_Data for the task_
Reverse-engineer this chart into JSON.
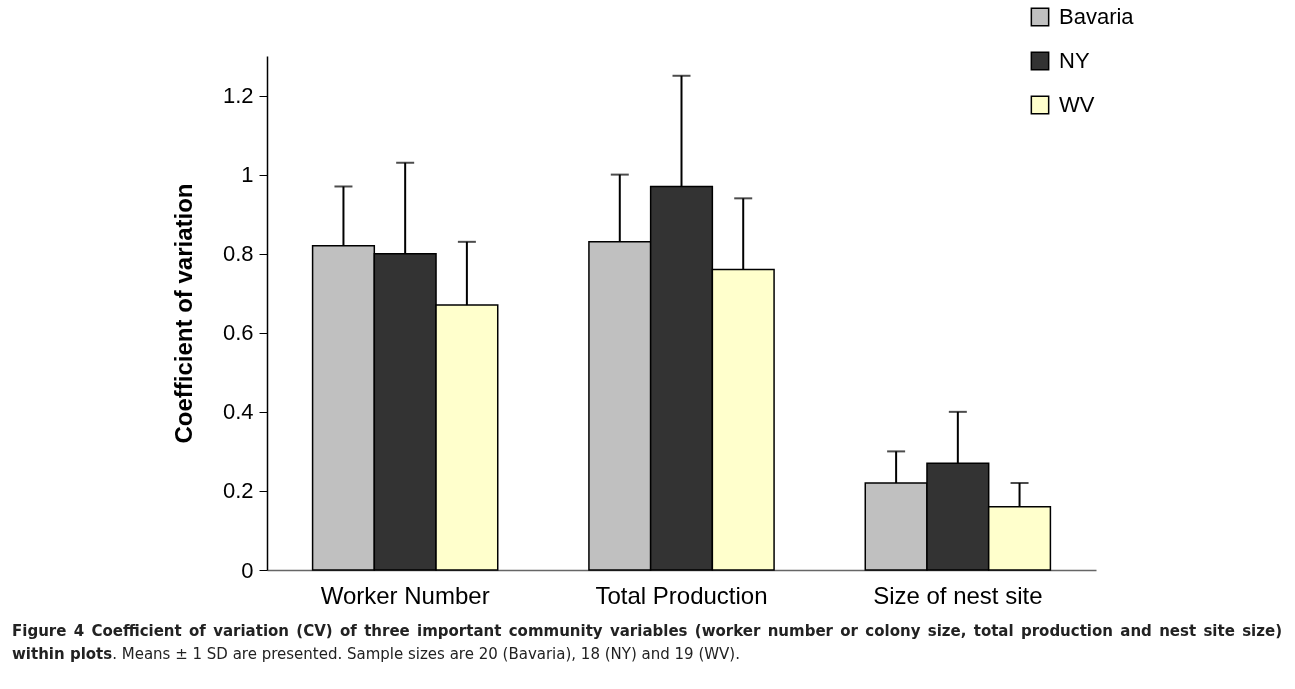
{
  "chart_data": {
    "type": "bar",
    "title": "Figure 4 Coefficient of variation (CV) of three important community variables (worker number or colony size, total production and nest site size) within plots",
    "ylabel": "Coefficient of variation",
    "categories": [
      "Worker Number",
      "Total Production",
      "Size of nest site"
    ],
    "series": [
      {
        "name": "Bavaria",
        "color": "#c0c0c0",
        "values": [
          0.82,
          0.83,
          0.22
        ],
        "errors": [
          [
            0.82,
            0.97
          ],
          [
            0.83,
            1.0
          ],
          [
            0.22,
            0.3
          ]
        ]
      },
      {
        "name": "NY",
        "color": "#333333",
        "values": [
          0.8,
          0.97,
          0.27
        ],
        "errors": [
          [
            0.8,
            1.03
          ],
          [
            0.97,
            1.25
          ],
          [
            0.27,
            0.4
          ]
        ]
      },
      {
        "name": "WV",
        "color": "#ffffcc",
        "values": [
          0.67,
          0.76,
          0.16
        ],
        "errors": [
          [
            0.67,
            0.83
          ],
          [
            0.76,
            0.94
          ],
          [
            0.16,
            0.22
          ]
        ]
      }
    ],
    "ylim": [
      0,
      1.3
    ],
    "yticks": [
      0,
      0.2,
      0.4,
      0.6,
      0.8,
      1,
      1.2
    ],
    "grid": false,
    "legend": "top right",
    "annotations": [
      ". Means ± 1 SD are presented. Sample sizes are 20 (Bavaria), 18 (NY) and 19 (WV)."
    ]
  }
}
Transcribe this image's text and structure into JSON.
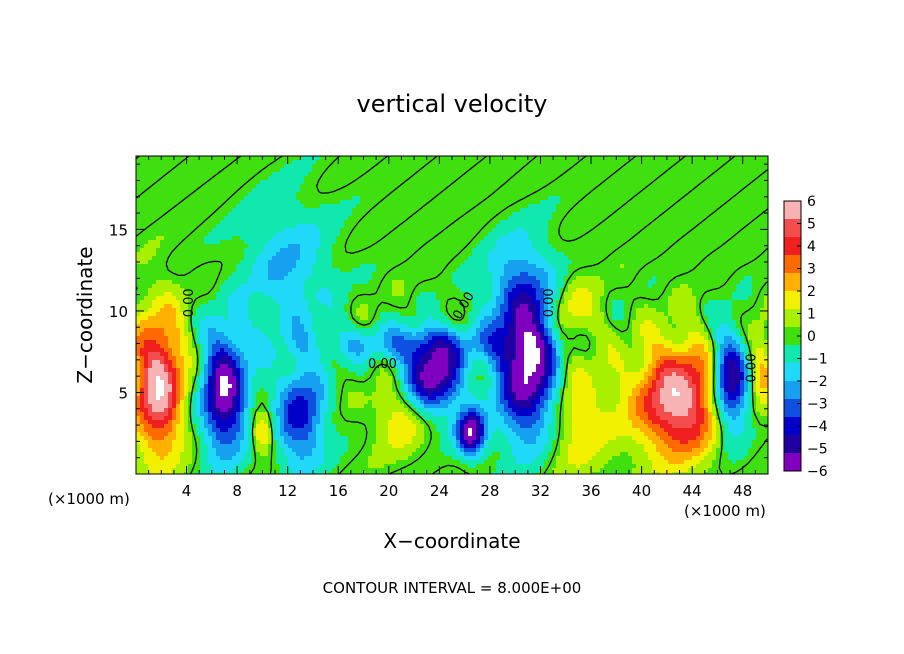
{
  "chart_data": {
    "type": "heatmap",
    "title": "vertical velocity",
    "xlabel": "X−coordinate",
    "ylabel": "Z−coordinate",
    "x_unit_label_left": "(×1000 m)",
    "x_unit_label_right": "(×1000 m)",
    "footer": "CONTOUR INTERVAL = 8.000E+00",
    "xlim": [
      0,
      50
    ],
    "ylim": [
      0,
      19.5
    ],
    "x_ticks": [
      4,
      8,
      12,
      16,
      20,
      24,
      28,
      32,
      36,
      40,
      44,
      48
    ],
    "y_ticks": [
      5,
      10,
      15
    ],
    "colorbar": {
      "range": [
        -6,
        6
      ],
      "ticks": [
        6,
        5,
        4,
        3,
        2,
        1,
        0,
        -1,
        -2,
        -3,
        -4,
        -5,
        -6
      ],
      "tick_labels": [
        "6",
        "5",
        "4",
        "3",
        "2",
        "1",
        "0",
        "−1",
        "−2",
        "−3",
        "−4",
        "−5",
        "−6"
      ],
      "colors": [
        "#f7b3b3",
        "#f44d4d",
        "#f02020",
        "#ff6a00",
        "#ffb000",
        "#f0f000",
        "#a8f000",
        "#40e010",
        "#10e8b0",
        "#20d8f8",
        "#18a0f0",
        "#1050e0",
        "#0000c8",
        "#2000a0",
        "#8000c0"
      ]
    },
    "contour_label": "0.00",
    "contour_interval": 8.0,
    "features": [
      {
        "kind": "updraft",
        "x": 1.8,
        "z": 5.5,
        "peak": 6,
        "sx": 1.4,
        "sz": 3.0
      },
      {
        "kind": "downdraft",
        "x": 7.0,
        "z": 5.0,
        "peak": -6,
        "sx": 1.3,
        "sz": 2.6
      },
      {
        "kind": "downdraft",
        "x": 13.0,
        "z": 3.5,
        "peak": -4,
        "sx": 1.4,
        "sz": 2.2
      },
      {
        "kind": "updraft",
        "x": 10.0,
        "z": 2.6,
        "peak": 3,
        "sx": 0.6,
        "sz": 0.9
      },
      {
        "kind": "updraft",
        "x": 21.0,
        "z": 3.5,
        "peak": 2,
        "sx": 1.5,
        "sz": 1.5
      },
      {
        "kind": "downdraft",
        "x": 23.5,
        "z": 6.0,
        "peak": -6,
        "sx": 1.6,
        "sz": 1.6
      },
      {
        "kind": "downdraft",
        "x": 26.5,
        "z": 2.5,
        "peak": -6,
        "sx": 0.8,
        "sz": 1.0
      },
      {
        "kind": "downdraft",
        "x": 31.0,
        "z": 6.0,
        "peak": -6,
        "sx": 1.7,
        "sz": 2.8
      },
      {
        "kind": "downdraft",
        "x": 30.5,
        "z": 11.0,
        "peak": -3,
        "sx": 2.0,
        "sz": 2.5
      },
      {
        "kind": "updraft",
        "x": 35.0,
        "z": 3.5,
        "peak": 2,
        "sx": 1.8,
        "sz": 2.5
      },
      {
        "kind": "updraft",
        "x": 34.5,
        "z": 10.0,
        "peak": 2,
        "sx": 1.3,
        "sz": 1.5
      },
      {
        "kind": "updraft",
        "x": 43.0,
        "z": 4.5,
        "peak": 6,
        "sx": 2.5,
        "sz": 2.4
      },
      {
        "kind": "downdraft",
        "x": 47.0,
        "z": 5.5,
        "peak": -6,
        "sx": 1.1,
        "sz": 2.2
      },
      {
        "kind": "updraft",
        "x": 49.5,
        "z": 6.5,
        "peak": 2,
        "sx": 0.8,
        "sz": 2.0
      },
      {
        "kind": "downdraft",
        "x": 22.0,
        "z": 8.0,
        "peak": -2,
        "sx": 6.0,
        "sz": 0.8
      },
      {
        "kind": "downdraft",
        "x": 12.0,
        "z": 12.5,
        "peak": -2,
        "sx": 2.5,
        "sz": 3.0
      }
    ]
  }
}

_What is asked_
Copy each line above containing the string "nest".

_Problem solution_
    "title": "Figure 4 Coefficient of variation (CV) of three important community variables (worker number or colony size, total production and nest site size) within plots",
      "Size of nest site"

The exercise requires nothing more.